◆ What you need to do:
(a) List the three New York locations that the essay on transistor radios names in describing the walk past the stores.
(b) In the essay on transistor radios, which radio station became twenty-four-hour disco Muzak overnight?
(c) Retype the essay on transistor radios from "There’s a new" up to and including "song or not).".

This article appeared in the December 1978 issue of Christopher Street.
There’s a new accessory in New York now: the large transistor radio cradled gracefully in one arm or hanging from a shoulder strap like a huge metallic communications purse. Like much fashion it started on the street and, as of this writing, is confined to adolescents of the Third World. They take their radios everywhere they go. If you love music, you may find yourself in the curious position of following a young man not because he is sexually interesting (or even sexually possible) but because the radio he carries is playing “Do or Die.”
This phenomenon may hit you in one of two ways: either you find the boy on the subway with his blaring radio inconsiderate or you applaud him for wishing to have music beside him every step he takes through life (and which of these two responses you feel often depends on whether you like the song or not).
And if you do like the song and he gets off at the wrong stop, no matter—chances are the radios on the street when you come up will be playing the same song, not to mention the stores on Eighth Street, which you can now traverse from Sixth Avenue to Astor Place without ever completely losing the strains of “Boogie Woogie Woogie,” if that’s what WKTU-FM is playing. WKTU-FM shocked us all one morning when we got up to turn on “The Mellow Sound” to get us through that first hazy hour of consciousness (John Denver, Cream of Wheat) and found it playing instead the song we had danced to the night before: sometime in the night it had become twenty-four-hour disco Muzak.

◆ Given data:
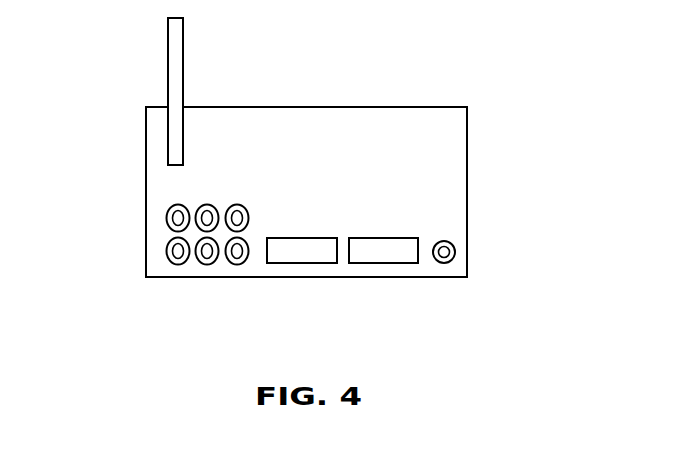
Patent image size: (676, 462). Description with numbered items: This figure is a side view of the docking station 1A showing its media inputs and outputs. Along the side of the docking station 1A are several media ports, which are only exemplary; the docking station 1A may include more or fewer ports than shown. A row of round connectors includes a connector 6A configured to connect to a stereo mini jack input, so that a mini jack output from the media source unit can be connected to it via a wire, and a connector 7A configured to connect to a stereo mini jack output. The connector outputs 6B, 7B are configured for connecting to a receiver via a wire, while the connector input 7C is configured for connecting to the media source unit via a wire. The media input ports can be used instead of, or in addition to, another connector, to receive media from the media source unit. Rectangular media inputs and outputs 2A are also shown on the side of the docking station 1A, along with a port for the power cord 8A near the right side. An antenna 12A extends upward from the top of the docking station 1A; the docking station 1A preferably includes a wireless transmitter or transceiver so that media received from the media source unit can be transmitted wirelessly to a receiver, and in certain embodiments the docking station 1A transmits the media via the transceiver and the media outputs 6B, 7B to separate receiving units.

The docking station 1A is at (467, 129).
The antenna 12A is at (167, 52).
The connector input 7C is at (167, 212).
The connector output 7B is at (205, 205).
The connector 7A is at (245, 205).
The connector output 6B is at (207, 265).
The connector 6A is at (238, 265).
The media inputs and outputs 2A is at (313, 263).
The power cord 8A is at (456, 250).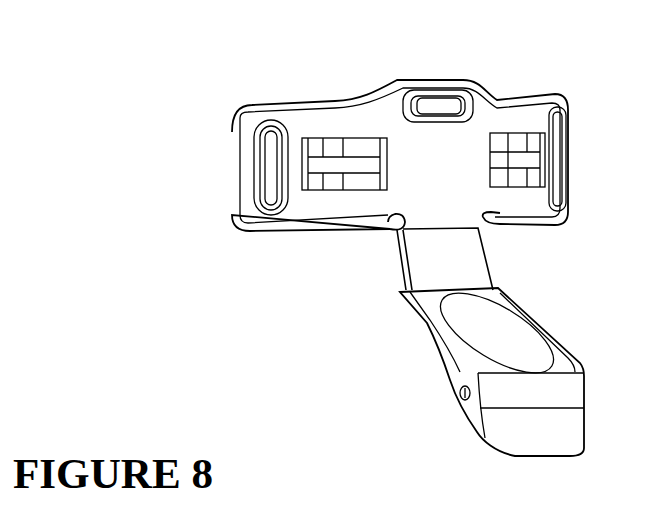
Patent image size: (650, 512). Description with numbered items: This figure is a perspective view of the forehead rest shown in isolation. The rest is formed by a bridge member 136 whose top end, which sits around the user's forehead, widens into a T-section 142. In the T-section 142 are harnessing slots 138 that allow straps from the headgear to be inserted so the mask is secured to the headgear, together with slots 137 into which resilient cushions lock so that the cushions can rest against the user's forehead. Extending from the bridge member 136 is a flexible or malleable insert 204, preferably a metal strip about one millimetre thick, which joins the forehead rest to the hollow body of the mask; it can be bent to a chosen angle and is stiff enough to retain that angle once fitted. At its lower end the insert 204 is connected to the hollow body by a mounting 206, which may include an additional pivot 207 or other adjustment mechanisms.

The bridge member 136 is at (393, 226).
The slots 137 is at (327, 177).
The harnessing slots 138 is at (263, 139).
The T-section 142 is at (460, 148).
The malleable insert 204 is at (400, 265).
The mounting 206 is at (427, 313).
The pivot 207 is at (453, 382).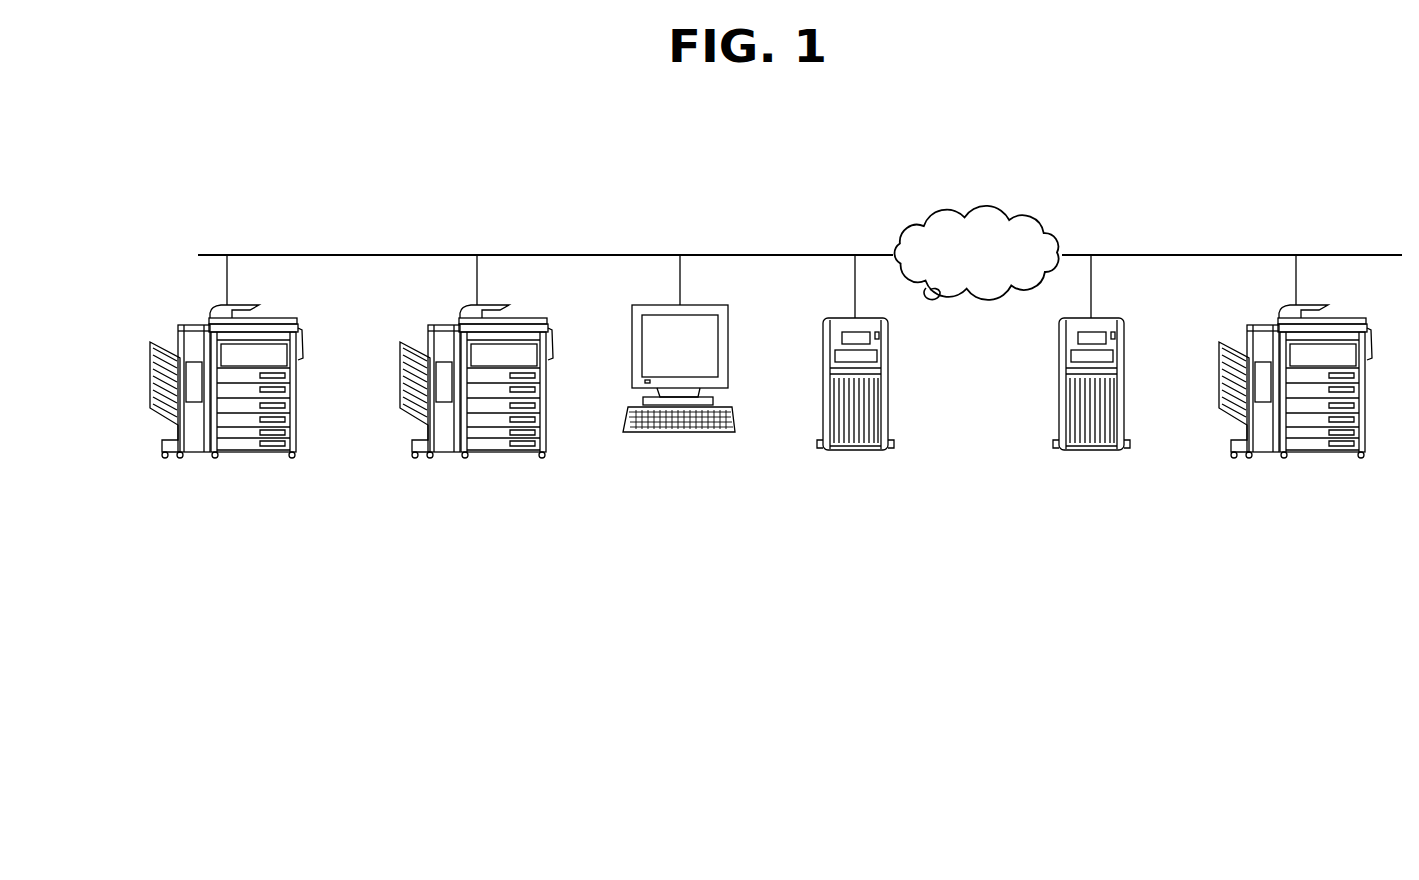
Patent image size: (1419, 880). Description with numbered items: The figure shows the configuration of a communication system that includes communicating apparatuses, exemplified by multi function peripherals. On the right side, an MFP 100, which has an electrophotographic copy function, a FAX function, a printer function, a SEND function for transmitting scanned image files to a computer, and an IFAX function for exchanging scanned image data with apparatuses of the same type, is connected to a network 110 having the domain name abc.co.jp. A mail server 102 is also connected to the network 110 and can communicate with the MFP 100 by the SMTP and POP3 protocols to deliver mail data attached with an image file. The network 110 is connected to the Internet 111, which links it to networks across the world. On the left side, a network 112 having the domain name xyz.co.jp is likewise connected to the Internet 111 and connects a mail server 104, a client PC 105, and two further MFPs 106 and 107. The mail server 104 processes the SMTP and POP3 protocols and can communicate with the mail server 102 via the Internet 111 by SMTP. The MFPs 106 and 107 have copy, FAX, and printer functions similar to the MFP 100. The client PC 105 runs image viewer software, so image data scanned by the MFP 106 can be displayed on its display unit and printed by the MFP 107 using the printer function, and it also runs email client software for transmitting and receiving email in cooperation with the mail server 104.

The MFP 100 is at (1357, 316).
The mail server 102 is at (1110, 318).
The mail server 104 is at (888, 333).
The client PC 105 is at (722, 305).
The MFP 106 is at (526, 318).
The MFP 107 is at (287, 318).
The network 110 is at (1343, 254).
The Internet 111 is at (1001, 215).
The network 112 is at (815, 254).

◆ Solved problems:
(a) Eighth Street, Sixth Avenue, Astor Place

(b) WKTU-FM

(c)
There’s a new accessory in New York now: the large transistor radio cradled gracefully in one arm or hanging from a shoulder strap like a huge metallic communications purse. Like much fashion it started on the street and, as of this writing, is confined to adolescents of the Third World. They take their radios everywhere they go. If you love music, you may find yourself in the curious position of following a young man not because he is sexually interesting (or even sexually possible) but because the radio he carries is playing “Do or Die.”
This phenomenon may hit you in one of two ways: either you find the boy on the subway with his blaring radio inconsiderate or you applaud him for wishing to have music beside him every step he takes through life (and which of these two responses you feel often depends on whether you like the song or not).